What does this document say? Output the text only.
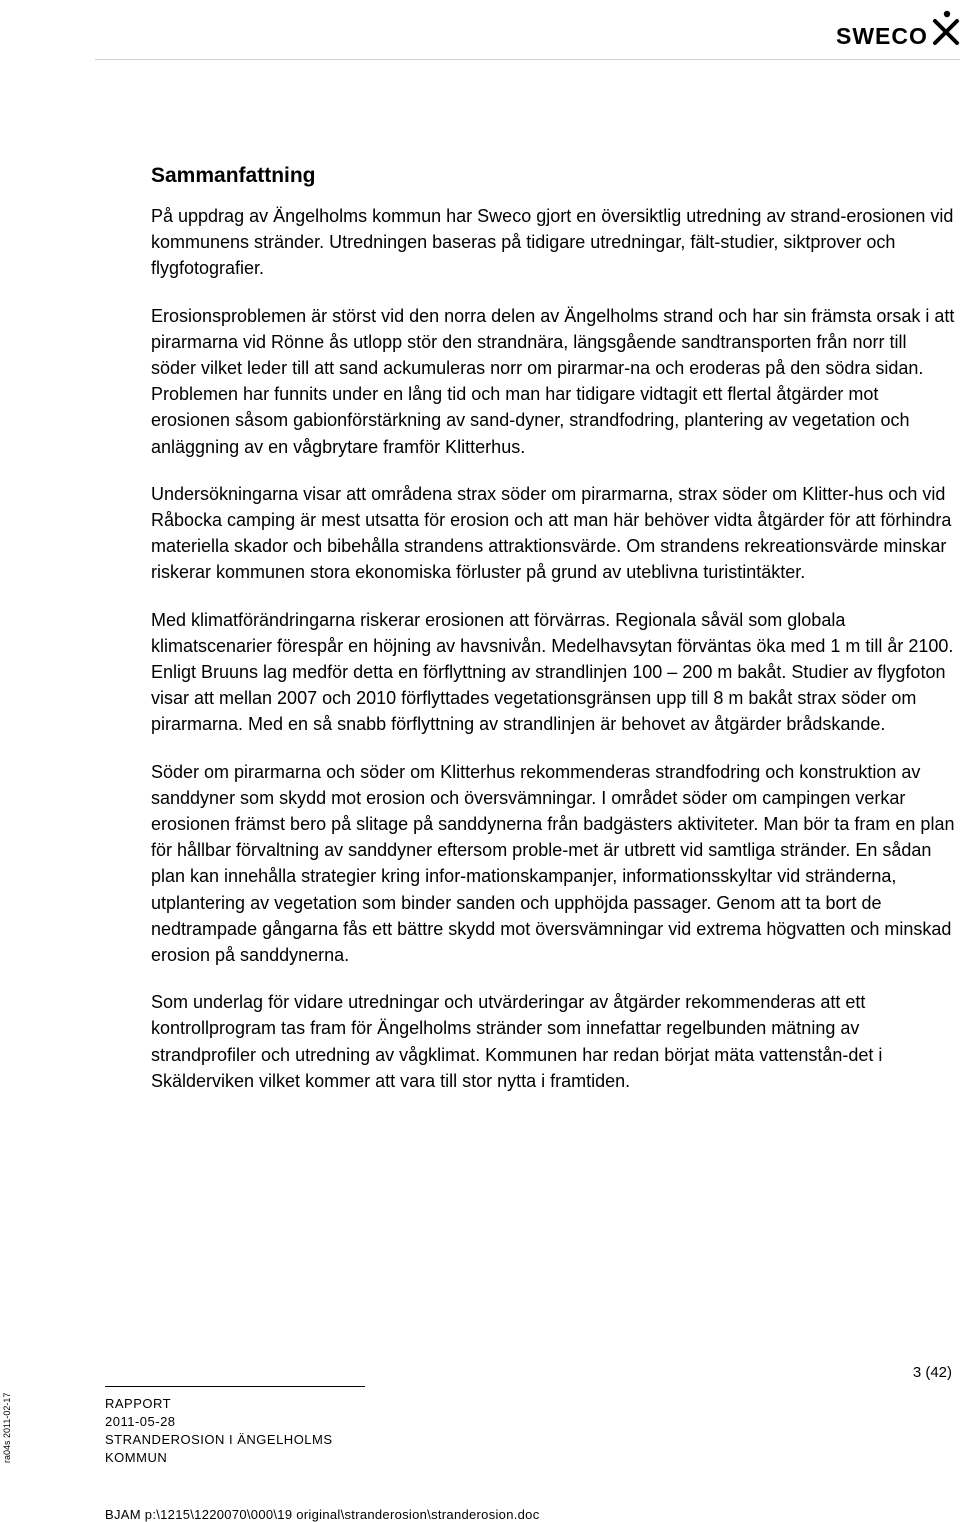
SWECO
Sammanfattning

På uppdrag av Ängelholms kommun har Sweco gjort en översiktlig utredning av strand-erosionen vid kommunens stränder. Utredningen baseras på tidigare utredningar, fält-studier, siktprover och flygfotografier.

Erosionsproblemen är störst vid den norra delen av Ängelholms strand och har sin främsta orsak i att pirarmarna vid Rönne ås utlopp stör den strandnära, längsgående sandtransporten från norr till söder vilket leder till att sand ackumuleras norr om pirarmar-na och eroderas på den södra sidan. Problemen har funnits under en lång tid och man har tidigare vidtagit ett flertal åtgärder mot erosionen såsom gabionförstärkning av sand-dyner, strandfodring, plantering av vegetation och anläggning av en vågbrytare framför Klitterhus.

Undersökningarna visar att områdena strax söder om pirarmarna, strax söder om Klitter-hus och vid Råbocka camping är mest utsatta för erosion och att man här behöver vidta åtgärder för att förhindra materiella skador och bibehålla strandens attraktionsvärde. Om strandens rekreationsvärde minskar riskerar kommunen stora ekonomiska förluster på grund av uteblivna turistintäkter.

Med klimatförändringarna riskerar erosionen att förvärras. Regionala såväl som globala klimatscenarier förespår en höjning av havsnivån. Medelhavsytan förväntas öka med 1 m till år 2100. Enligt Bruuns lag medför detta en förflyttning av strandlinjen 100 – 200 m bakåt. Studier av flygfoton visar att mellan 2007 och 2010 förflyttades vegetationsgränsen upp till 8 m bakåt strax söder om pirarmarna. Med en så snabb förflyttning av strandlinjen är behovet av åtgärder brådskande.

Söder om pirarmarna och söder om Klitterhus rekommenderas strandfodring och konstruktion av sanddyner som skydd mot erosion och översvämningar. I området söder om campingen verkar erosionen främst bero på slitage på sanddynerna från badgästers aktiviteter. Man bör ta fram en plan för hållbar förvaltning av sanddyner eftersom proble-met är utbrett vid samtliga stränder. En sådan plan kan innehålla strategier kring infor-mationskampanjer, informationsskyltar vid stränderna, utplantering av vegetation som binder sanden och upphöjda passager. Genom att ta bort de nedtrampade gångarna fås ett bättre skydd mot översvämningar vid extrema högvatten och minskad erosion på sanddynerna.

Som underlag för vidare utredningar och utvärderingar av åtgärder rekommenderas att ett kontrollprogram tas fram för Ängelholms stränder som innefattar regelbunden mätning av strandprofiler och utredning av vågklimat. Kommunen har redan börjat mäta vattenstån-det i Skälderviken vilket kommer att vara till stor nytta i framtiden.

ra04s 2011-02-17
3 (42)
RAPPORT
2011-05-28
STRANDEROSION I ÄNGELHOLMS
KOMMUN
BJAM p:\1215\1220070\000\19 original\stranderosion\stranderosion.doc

> _Activity_
Set down every entry above verbatim, without pictures.

> _Written response_
What does this document say? Output the text only.
SWECO
Sammanfattning

På uppdrag av Ängelholms kommun har Sweco gjort en översiktlig utredning av strand-erosionen vid kommunens stränder. Utredningen baseras på tidigare utredningar, fält-studier, siktprover och flygfotografier.

Erosionsproblemen är störst vid den norra delen av Ängelholms strand och har sin främsta orsak i att pirarmarna vid Rönne ås utlopp stör den strandnära, längsgående sandtransporten från norr till söder vilket leder till att sand ackumuleras norr om pirarmar-na och eroderas på den södra sidan. Problemen har funnits under en lång tid och man har tidigare vidtagit ett flertal åtgärder mot erosionen såsom gabionförstärkning av sand-dyner, strandfodring, plantering av vegetation och anläggning av en vågbrytare framför Klitterhus.

Undersökningarna visar att områdena strax söder om pirarmarna, strax söder om Klitter-hus och vid Råbocka camping är mest utsatta för erosion och att man här behöver vidta åtgärder för att förhindra materiella skador och bibehålla strandens attraktionsvärde. Om strandens rekreationsvärde minskar riskerar kommunen stora ekonomiska förluster på grund av uteblivna turistintäkter.

Med klimatförändringarna riskerar erosionen att förvärras. Regionala såväl som globala klimatscenarier förespår en höjning av havsnivån. Medelhavsytan förväntas öka med 1 m till år 2100. Enligt Bruuns lag medför detta en förflyttning av strandlinjen 100 – 200 m bakåt. Studier av flygfoton visar att mellan 2007 och 2010 förflyttades vegetationsgränsen upp till 8 m bakåt strax söder om pirarmarna. Med en så snabb förflyttning av strandlinjen är behovet av åtgärder brådskande.

Söder om pirarmarna och söder om Klitterhus rekommenderas strandfodring och konstruktion av sanddyner som skydd mot erosion och översvämningar. I området söder om campingen verkar erosionen främst bero på slitage på sanddynerna från badgästers aktiviteter. Man bör ta fram en plan för hållbar förvaltning av sanddyner eftersom proble-met är utbrett vid samtliga stränder. En sådan plan kan innehålla strategier kring infor-mationskampanjer, informationsskyltar vid stränderna, utplantering av vegetation som binder sanden och upphöjda passager. Genom att ta bort de nedtrampade gångarna fås ett bättre skydd mot översvämningar vid extrema högvatten och minskad erosion på sanddynerna.

Som underlag för vidare utredningar och utvärderingar av åtgärder rekommenderas att ett kontrollprogram tas fram för Ängelholms stränder som innefattar regelbunden mätning av strandprofiler och utredning av vågklimat. Kommunen har redan börjat mäta vattenstån-det i Skälderviken vilket kommer att vara till stor nytta i framtiden.

ra04s 2011-02-17
3 (42)
RAPPORT
2011-05-28
STRANDEROSION I ÄNGELHOLMS
KOMMUN
BJAM p:\1215\1220070\000\19 original\stranderosion\stranderosion.doc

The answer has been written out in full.